BEGIN DATA PROVIDED

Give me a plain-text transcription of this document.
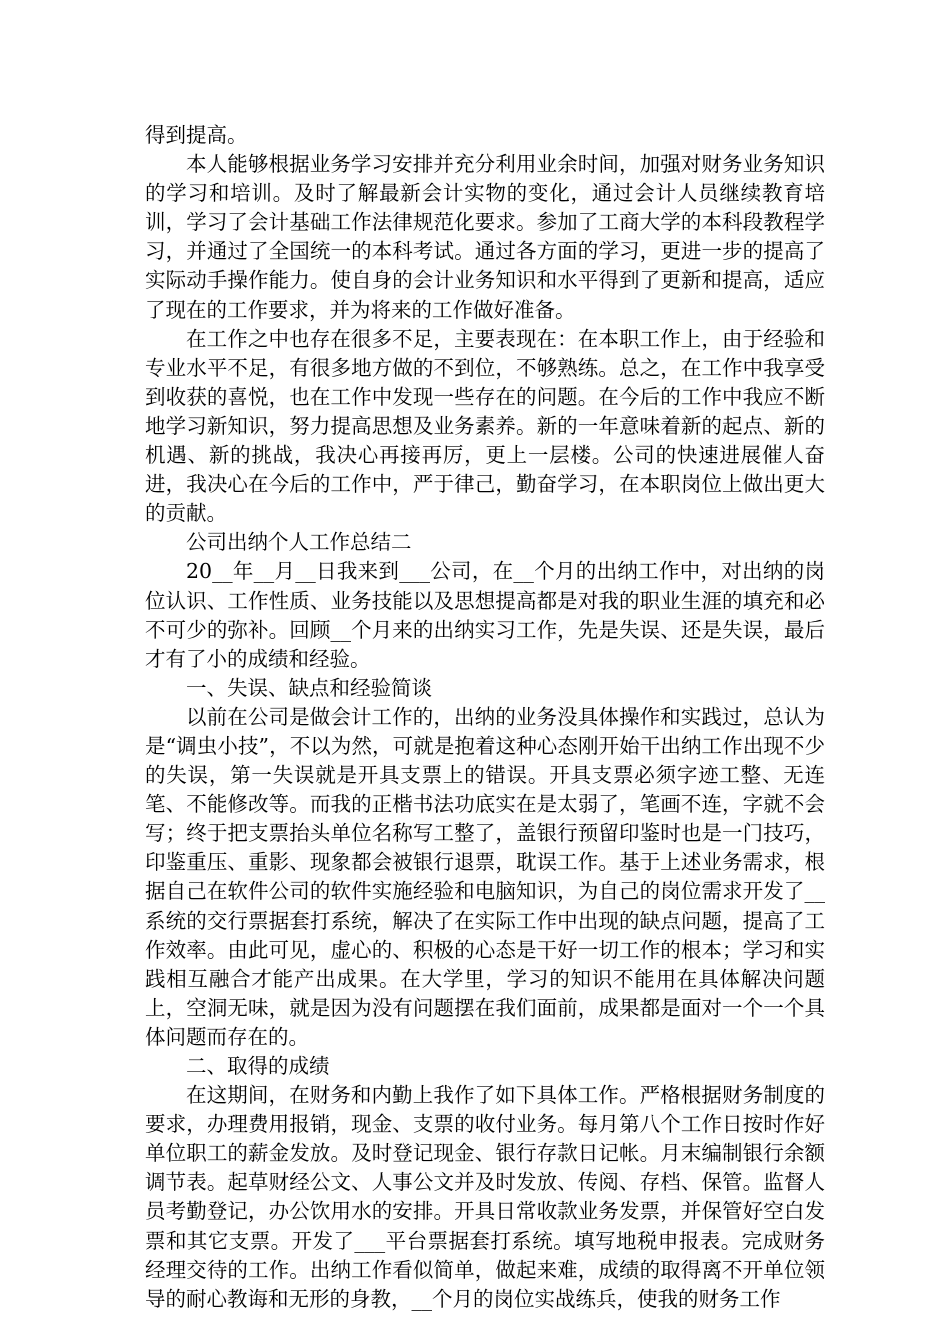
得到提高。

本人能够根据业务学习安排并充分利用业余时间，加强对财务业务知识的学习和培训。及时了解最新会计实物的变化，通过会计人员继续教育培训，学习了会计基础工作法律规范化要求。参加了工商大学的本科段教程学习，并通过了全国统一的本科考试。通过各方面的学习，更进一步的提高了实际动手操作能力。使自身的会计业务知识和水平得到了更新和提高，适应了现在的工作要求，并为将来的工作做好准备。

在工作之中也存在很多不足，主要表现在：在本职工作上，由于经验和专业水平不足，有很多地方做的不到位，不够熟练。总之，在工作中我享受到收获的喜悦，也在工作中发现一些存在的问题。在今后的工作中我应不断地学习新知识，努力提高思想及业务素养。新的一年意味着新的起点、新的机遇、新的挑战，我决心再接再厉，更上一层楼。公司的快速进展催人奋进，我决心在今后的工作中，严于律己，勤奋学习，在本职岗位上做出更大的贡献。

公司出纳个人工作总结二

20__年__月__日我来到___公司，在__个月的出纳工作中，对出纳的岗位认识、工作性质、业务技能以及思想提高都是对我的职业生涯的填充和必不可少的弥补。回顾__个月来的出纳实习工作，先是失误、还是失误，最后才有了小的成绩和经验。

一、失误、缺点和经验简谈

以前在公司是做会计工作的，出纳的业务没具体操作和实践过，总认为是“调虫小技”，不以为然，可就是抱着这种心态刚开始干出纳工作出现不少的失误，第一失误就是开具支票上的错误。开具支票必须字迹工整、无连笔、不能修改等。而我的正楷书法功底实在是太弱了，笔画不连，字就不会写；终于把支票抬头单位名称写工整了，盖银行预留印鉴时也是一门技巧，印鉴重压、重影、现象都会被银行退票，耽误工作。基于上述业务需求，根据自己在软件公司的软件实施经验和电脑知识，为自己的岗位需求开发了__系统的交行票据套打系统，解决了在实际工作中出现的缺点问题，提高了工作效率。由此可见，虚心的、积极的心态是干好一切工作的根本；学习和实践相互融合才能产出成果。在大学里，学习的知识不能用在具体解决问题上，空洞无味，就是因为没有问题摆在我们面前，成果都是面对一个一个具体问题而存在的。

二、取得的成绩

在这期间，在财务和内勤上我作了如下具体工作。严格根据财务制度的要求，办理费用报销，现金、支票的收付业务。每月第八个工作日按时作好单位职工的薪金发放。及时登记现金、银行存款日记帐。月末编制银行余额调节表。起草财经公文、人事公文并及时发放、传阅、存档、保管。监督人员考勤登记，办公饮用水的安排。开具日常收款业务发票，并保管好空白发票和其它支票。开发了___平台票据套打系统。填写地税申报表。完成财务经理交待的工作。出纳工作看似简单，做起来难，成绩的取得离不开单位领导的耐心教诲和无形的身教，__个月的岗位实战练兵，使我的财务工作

END DATA PROVIDED
BEGIN DATA PROVIDED

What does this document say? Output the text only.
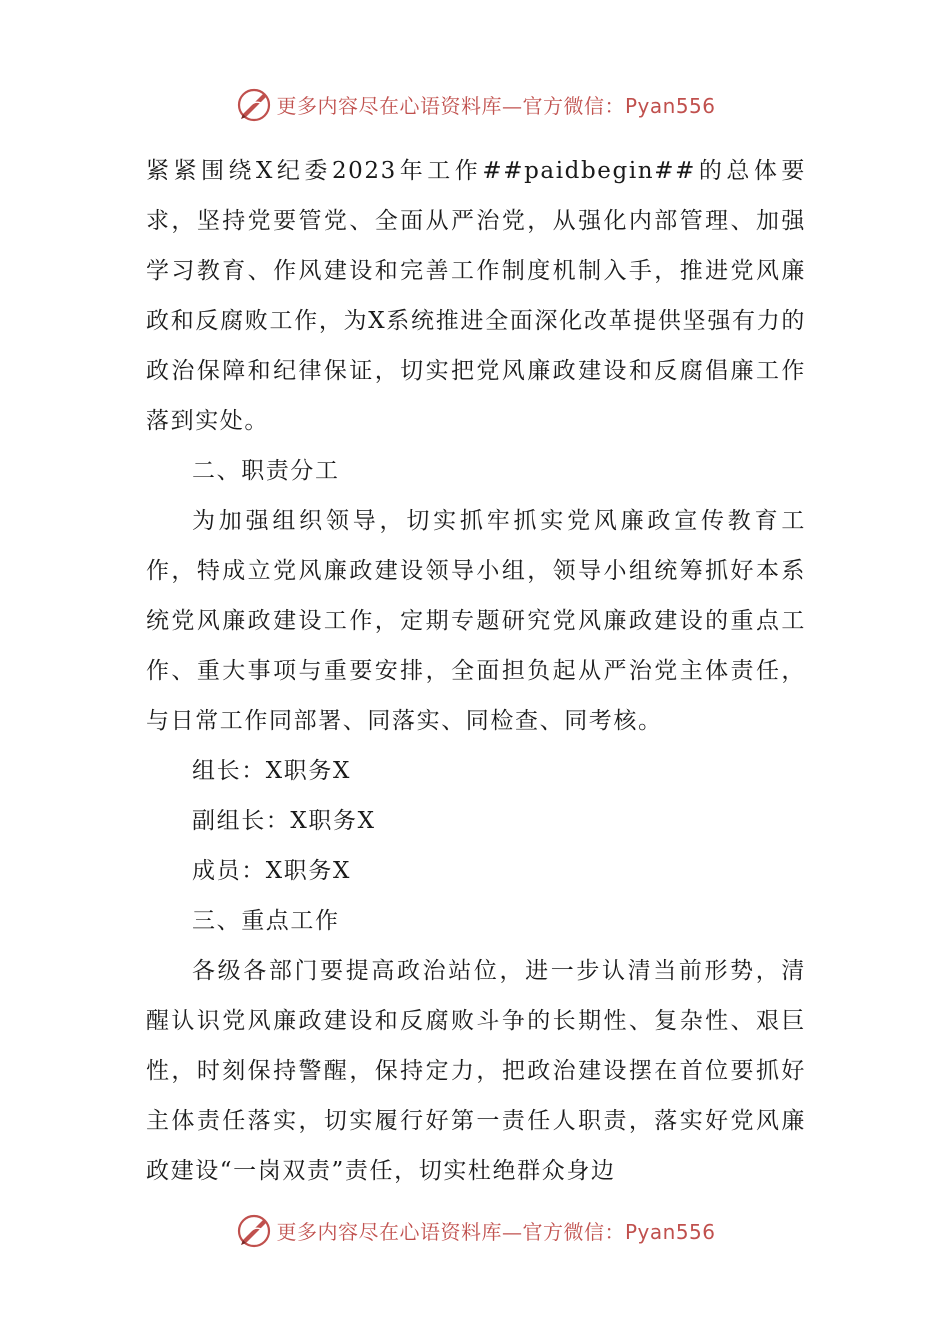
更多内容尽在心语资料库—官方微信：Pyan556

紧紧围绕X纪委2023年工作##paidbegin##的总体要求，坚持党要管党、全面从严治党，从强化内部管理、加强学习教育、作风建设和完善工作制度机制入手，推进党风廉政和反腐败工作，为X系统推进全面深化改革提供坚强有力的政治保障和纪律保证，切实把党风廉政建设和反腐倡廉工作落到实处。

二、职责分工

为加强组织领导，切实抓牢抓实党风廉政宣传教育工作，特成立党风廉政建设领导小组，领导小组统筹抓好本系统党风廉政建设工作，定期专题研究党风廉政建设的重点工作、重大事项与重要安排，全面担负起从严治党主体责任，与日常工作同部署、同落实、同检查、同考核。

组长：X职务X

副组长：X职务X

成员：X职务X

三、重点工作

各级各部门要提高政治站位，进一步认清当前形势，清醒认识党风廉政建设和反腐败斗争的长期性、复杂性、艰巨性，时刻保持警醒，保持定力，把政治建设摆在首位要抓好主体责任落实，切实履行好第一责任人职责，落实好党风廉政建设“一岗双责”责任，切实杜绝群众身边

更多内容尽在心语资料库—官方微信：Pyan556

END DATA PROVIDED
BEGIN DATA PROVIDED

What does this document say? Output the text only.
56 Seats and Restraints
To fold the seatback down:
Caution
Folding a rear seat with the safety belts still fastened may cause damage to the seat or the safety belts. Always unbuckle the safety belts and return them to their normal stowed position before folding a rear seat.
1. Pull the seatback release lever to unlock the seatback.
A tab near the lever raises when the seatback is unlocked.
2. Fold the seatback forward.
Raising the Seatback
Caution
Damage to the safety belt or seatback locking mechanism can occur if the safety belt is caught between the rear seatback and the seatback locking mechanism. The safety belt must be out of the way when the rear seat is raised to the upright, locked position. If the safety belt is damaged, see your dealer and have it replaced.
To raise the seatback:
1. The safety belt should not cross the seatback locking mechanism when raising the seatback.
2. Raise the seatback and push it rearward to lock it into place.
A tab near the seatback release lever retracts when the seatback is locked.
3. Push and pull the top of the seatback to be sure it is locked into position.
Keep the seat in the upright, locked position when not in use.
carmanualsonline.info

END DATA PROVIDED

__WHAT THE EXERCISE ASKS__: Select and copy each line from the data that includes the word "release".

__ANSWER TO THE TASK__:
1. Pull the seatback release lever to unlock the seatback.
A tab near the seatback release lever retracts when the seatback is locked.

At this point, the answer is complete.